Extracted data entries:
[BEGIN]

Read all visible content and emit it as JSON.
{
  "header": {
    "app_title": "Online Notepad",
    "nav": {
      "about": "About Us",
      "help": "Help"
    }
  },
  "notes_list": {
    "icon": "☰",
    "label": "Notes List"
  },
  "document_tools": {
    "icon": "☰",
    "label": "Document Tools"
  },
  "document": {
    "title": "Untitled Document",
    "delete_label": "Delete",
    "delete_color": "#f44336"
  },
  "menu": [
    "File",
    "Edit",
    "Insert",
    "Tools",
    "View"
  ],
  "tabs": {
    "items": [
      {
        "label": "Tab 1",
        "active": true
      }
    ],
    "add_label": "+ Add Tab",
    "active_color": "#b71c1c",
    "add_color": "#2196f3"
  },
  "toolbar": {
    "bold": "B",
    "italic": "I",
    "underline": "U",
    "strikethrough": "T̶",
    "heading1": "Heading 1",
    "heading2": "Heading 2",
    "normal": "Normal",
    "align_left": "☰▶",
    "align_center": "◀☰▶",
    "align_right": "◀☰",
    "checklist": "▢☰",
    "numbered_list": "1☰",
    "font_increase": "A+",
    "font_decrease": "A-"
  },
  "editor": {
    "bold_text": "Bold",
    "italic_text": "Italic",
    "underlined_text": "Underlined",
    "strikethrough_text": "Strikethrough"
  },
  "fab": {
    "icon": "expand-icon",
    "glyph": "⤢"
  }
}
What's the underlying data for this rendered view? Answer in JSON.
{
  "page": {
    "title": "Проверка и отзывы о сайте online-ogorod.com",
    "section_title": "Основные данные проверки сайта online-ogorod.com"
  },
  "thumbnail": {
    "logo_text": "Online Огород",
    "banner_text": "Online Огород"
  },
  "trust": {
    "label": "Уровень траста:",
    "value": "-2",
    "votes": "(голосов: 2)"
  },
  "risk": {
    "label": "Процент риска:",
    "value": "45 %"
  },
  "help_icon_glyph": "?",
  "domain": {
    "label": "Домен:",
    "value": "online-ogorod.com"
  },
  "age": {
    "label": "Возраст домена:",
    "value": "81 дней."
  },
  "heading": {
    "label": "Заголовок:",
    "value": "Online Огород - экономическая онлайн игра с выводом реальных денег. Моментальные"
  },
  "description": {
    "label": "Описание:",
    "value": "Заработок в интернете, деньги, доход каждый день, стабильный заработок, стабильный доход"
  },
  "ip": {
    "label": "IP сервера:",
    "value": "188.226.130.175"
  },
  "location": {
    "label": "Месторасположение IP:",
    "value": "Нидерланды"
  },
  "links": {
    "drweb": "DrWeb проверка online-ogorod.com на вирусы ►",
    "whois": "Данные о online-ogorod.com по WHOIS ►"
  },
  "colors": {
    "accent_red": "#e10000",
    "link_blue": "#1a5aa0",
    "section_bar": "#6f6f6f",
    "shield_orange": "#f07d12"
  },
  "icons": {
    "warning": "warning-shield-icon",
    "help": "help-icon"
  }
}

[END]

Reproduce each entry above exactly, keeping every word.

Answer to the task:
Read all visible content and emit it as JSON.
{
  "header": {
    "app_title": "Online Notepad",
    "nav": {
      "about": "About Us",
      "help": "Help"
    }
  },
  "notes_list": {
    "icon": "☰",
    "label": "Notes List"
  },
  "document_tools": {
    "icon": "☰",
    "label": "Document Tools"
  },
  "document": {
    "title": "Untitled Document",
    "delete_label": "Delete",
    "delete_color": "#f44336"
  },
  "menu": [
    "File",
    "Edit",
    "Insert",
    "Tools",
    "View"
  ],
  "tabs": {
    "items": [
      {
        "label": "Tab 1",
        "active": true
      }
    ],
    "add_label": "+ Add Tab",
    "active_color": "#b71c1c",
    "add_color": "#2196f3"
  },
  "toolbar": {
    "bold": "B",
    "italic": "I",
    "underline": "U",
    "strikethrough": "T̶",
    "heading1": "Heading 1",
    "heading2": "Heading 2",
    "normal": "Normal",
    "align_left": "☰▶",
    "align_center": "◀☰▶",
    "align_right": "◀☰",
    "checklist": "▢☰",
    "numbered_list": "1☰",
    "font_increase": "A+",
    "font_decrease": "A-"
  },
  "editor": {
    "bold_text": "Bold",
    "italic_text": "Italic",
    "underlined_text": "Underlined",
    "strikethrough_text": "Strikethrough"
  },
  "fab": {
    "icon": "expand-icon",
    "glyph": "⤢"
  }
}
What's the underlying data for this rendered view? Answer in JSON.
{
  "page": {
    "title": "Проверка и отзывы о сайте online-ogorod.com",
    "section_title": "Основные данные проверки сайта online-ogorod.com"
  },
  "thumbnail": {
    "logo_text": "Online Огород",
    "banner_text": "Online Огород"
  },
  "trust": {
    "label": "Уровень траста:",
    "value": "-2",
    "votes": "(голосов: 2)"
  },
  "risk": {
    "label": "Процент риска:",
    "value": "45 %"
  },
  "help_icon_glyph": "?",
  "domain": {
    "label": "Домен:",
    "value": "online-ogorod.com"
  },
  "age": {
    "label": "Возраст домена:",
    "value": "81 дней."
  },
  "heading": {
    "label": "Заголовок:",
    "value": "Online Огород - экономическая онлайн игра с выводом реальных денег. Моментальные"
  },
  "description": {
    "label": "Описание:",
    "value": "Заработок в интернете, деньги, доход каждый день, стабильный заработок, стабильный доход"
  },
  "ip": {
    "label": "IP сервера:",
    "value": "188.226.130.175"
  },
  "location": {
    "label": "Месторасположение IP:",
    "value": "Нидерланды"
  },
  "links": {
    "drweb": "DrWeb проверка online-ogorod.com на вирусы ►",
    "whois": "Данные о online-ogorod.com по WHOIS ►"
  },
  "colors": {
    "accent_red": "#e10000",
    "link_blue": "#1a5aa0",
    "section_bar": "#6f6f6f",
    "shield_orange": "#f07d12"
  },
  "icons": {
    "warning": "warning-shield-icon",
    "help": "help-icon"
  }
}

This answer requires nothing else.